• _Goal of the exercise_
Using the data below, gather each line that includes the word "Slope".

Entries from a dataset
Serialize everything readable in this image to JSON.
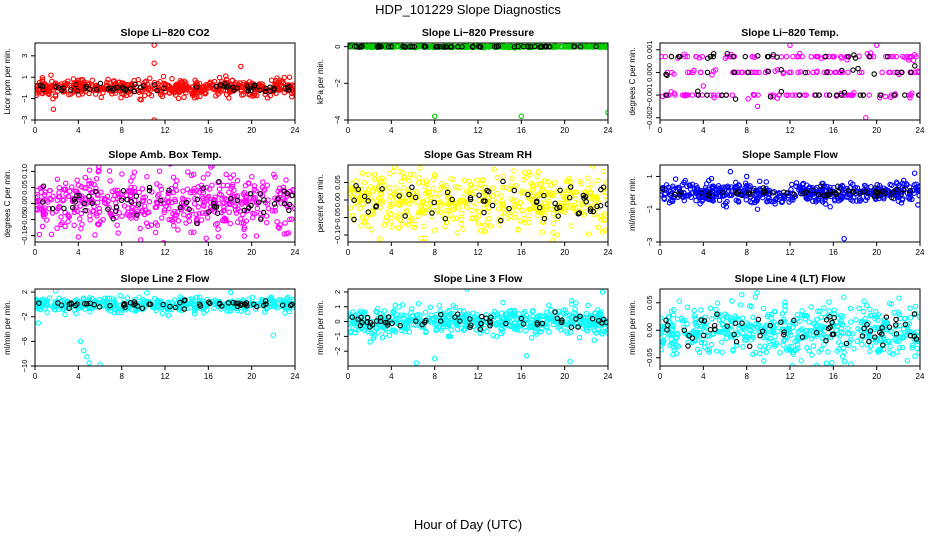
{
  "page_title": "HDP_101229  Slope Diagnostics",
  "footer_label": "Hour of Day (UTC)",
  "chart_data": [
    {
      "type": "scatter",
      "title": "Slope Li−820 CO2",
      "ylabel": "Licor ppm per min.",
      "xlim": [
        0,
        24
      ],
      "xticks": [
        0,
        4,
        8,
        12,
        16,
        20,
        24
      ],
      "ylim": [
        -3,
        4.2
      ],
      "yticks": [
        -3,
        -1,
        1,
        3
      ],
      "color": "#ff0000",
      "noise": [
        0,
        0.4
      ],
      "outliers": [
        [
          11,
          4.0
        ],
        [
          11,
          2.3
        ],
        [
          1.7,
          -2.0
        ],
        [
          11,
          -3.0
        ],
        [
          19,
          2.0
        ],
        [
          23.5,
          1.0
        ]
      ],
      "series": [
        {
          "count": 520,
          "color": "#ff0000"
        },
        {
          "count": 60,
          "color": "#000000"
        }
      ]
    },
    {
      "type": "scatter",
      "title": "Slope Li−820 Pressure",
      "ylabel": "kPa per min.",
      "xlim": [
        0,
        24
      ],
      "xticks": [
        0,
        4,
        8,
        12,
        16,
        20,
        24
      ],
      "ylim": [
        -4,
        0.2
      ],
      "yticks": [
        -4,
        -2,
        0
      ],
      "color": "#00cc00",
      "noise": [
        0,
        0.02
      ],
      "outliers": [
        [
          8,
          -3.8
        ],
        [
          16,
          -3.8
        ],
        [
          24,
          -3.6
        ],
        [
          0.3,
          0
        ]
      ],
      "series": [
        {
          "count": 420,
          "color": "#00cc00"
        },
        {
          "count": 60,
          "color": "#000000"
        }
      ]
    },
    {
      "type": "scatter",
      "title": "Slope Li−820 Temp.",
      "ylabel": "degrees C per min.",
      "xlim": [
        0,
        24
      ],
      "xticks": [
        0,
        4,
        8,
        12,
        16,
        20,
        24
      ],
      "ylim": [
        -0.0021,
        0.0013
      ],
      "yticks": [
        -0.002,
        -0.001,
        0,
        0.001
      ],
      "yticklabels": [
        "−0.002",
        "−0.001",
        "0.000",
        "0.001"
      ],
      "color": "#ff00ff",
      "levels": [
        -0.001,
        0,
        0.0007
      ],
      "outliers": [
        [
          12,
          0.0012
        ],
        [
          20,
          0.0012
        ],
        [
          19,
          -0.002
        ],
        [
          9,
          -0.0015
        ],
        [
          4,
          -0.0006
        ]
      ],
      "series": [
        {
          "count": 200,
          "color": "#ff00ff"
        },
        {
          "count": 60,
          "color": "#000000"
        }
      ]
    },
    {
      "type": "scatter",
      "title": "Slope Amb. Box Temp.",
      "ylabel": "degrees C per min.",
      "xlim": [
        0,
        24
      ],
      "xticks": [
        0,
        4,
        8,
        12,
        16,
        20,
        24
      ],
      "ylim": [
        -0.12,
        0.12
      ],
      "yticks": [
        -0.1,
        -0.05,
        0,
        0.05,
        0.1
      ],
      "yticklabels": [
        "−0.10",
        "−0.05",
        "0.00",
        "0.05",
        "0.10"
      ],
      "color": "#ff00ff",
      "noise": [
        0,
        0.045
      ],
      "outliers": [],
      "series": [
        {
          "count": 520,
          "color": "#ff00ff"
        },
        {
          "count": 60,
          "color": "#000000"
        }
      ]
    },
    {
      "type": "scatter",
      "title": "Slope Gas Stream RH",
      "ylabel": "percent per min.",
      "xlim": [
        0,
        24
      ],
      "xticks": [
        0,
        4,
        8,
        12,
        16,
        20,
        24
      ],
      "ylim": [
        -0.12,
        0.1
      ],
      "yticks": [
        -0.1,
        -0.05,
        0,
        0.05
      ],
      "yticklabels": [
        "−0.10",
        "−0.05",
        "0.00",
        "0.05"
      ],
      "color": "#ffff00",
      "noise": [
        0,
        0.045
      ],
      "outliers": [],
      "series": [
        {
          "count": 520,
          "color": "#ffff00"
        },
        {
          "count": 60,
          "color": "#000000"
        }
      ]
    },
    {
      "type": "scatter",
      "title": "Slope Sample Flow",
      "ylabel": "ml/min per min.",
      "xlim": [
        0,
        24
      ],
      "xticks": [
        0,
        4,
        8,
        12,
        16,
        20,
        24
      ],
      "ylim": [
        -3,
        1.7
      ],
      "yticks": [
        -3,
        -1,
        1
      ],
      "color": "#0000ff",
      "noise": [
        0,
        0.3
      ],
      "outliers": [
        [
          17,
          -2.8
        ],
        [
          6.5,
          1.3
        ],
        [
          8,
          1.0
        ],
        [
          23.5,
          1.2
        ],
        [
          9,
          -1.0
        ]
      ],
      "series": [
        {
          "count": 520,
          "color": "#0000ff"
        },
        {
          "count": 60,
          "color": "#000000"
        }
      ]
    },
    {
      "type": "scatter",
      "title": "Slope Line 2 Flow",
      "ylabel": "ml/min per min.",
      "xlim": [
        0,
        24
      ],
      "xticks": [
        0,
        4,
        8,
        12,
        16,
        20,
        24
      ],
      "ylim": [
        -10,
        2.5
      ],
      "yticks": [
        -10,
        -6,
        -2,
        2
      ],
      "color": "#00ffff",
      "noise": [
        0,
        0.6
      ],
      "outliers": [
        [
          4.2,
          -6
        ],
        [
          4.5,
          -7.5
        ],
        [
          4.8,
          -8.5
        ],
        [
          5,
          -9.5
        ],
        [
          6,
          -9.8
        ],
        [
          0.3,
          -3
        ],
        [
          22,
          -5
        ]
      ],
      "series": [
        {
          "count": 420,
          "color": "#00ffff"
        },
        {
          "count": 60,
          "color": "#000000"
        }
      ]
    },
    {
      "type": "scatter",
      "title": "Slope Line 3 Flow",
      "ylabel": "ml/min per min.",
      "xlim": [
        0,
        24
      ],
      "xticks": [
        0,
        4,
        8,
        12,
        16,
        20,
        24
      ],
      "ylim": [
        -3,
        2.2
      ],
      "yticks": [
        -2,
        -1,
        0,
        1,
        2
      ],
      "color": "#00ffff",
      "noise": [
        0,
        0.45
      ],
      "outliers": [
        [
          6.3,
          -2.8
        ],
        [
          8,
          -2.5
        ],
        [
          11,
          2.2
        ],
        [
          20.5,
          -2.7
        ],
        [
          23.5,
          2.0
        ],
        [
          16.5,
          -2.3
        ]
      ],
      "series": [
        {
          "count": 520,
          "color": "#00ffff"
        },
        {
          "count": 60,
          "color": "#000000"
        }
      ]
    },
    {
      "type": "scatter",
      "title": "Slope Line 4 (LT) Flow",
      "ylabel": "ml/min per min.",
      "xlim": [
        0,
        24
      ],
      "xticks": [
        0,
        4,
        8,
        12,
        16,
        20,
        24
      ],
      "ylim": [
        -0.065,
        0.075
      ],
      "yticks": [
        -0.05,
        0,
        0.05
      ],
      "yticklabels": [
        "−0.05",
        "0.00",
        "0.05"
      ],
      "color": "#00ffff",
      "noise": [
        0,
        0.025
      ],
      "outliers": [],
      "series": [
        {
          "count": 520,
          "color": "#00ffff"
        },
        {
          "count": 60,
          "color": "#000000"
        }
      ]
    }
  ]
}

• _Answer to the exercise_
  "page_title": "HDP_101229  Slope Diagnostics",
      "title": "Slope Li−820 CO2",
      "title": "Slope Li−820 Pressure",
      "title": "Slope Li−820 Temp.",
      "title": "Slope Amb. Box Temp.",
      "title": "Slope Gas Stream RH",
      "title": "Slope Sample Flow",
      "title": "Slope Line 2 Flow",
      "title": "Slope Line 3 Flow",
      "title": "Slope Line 4 (LT) Flow",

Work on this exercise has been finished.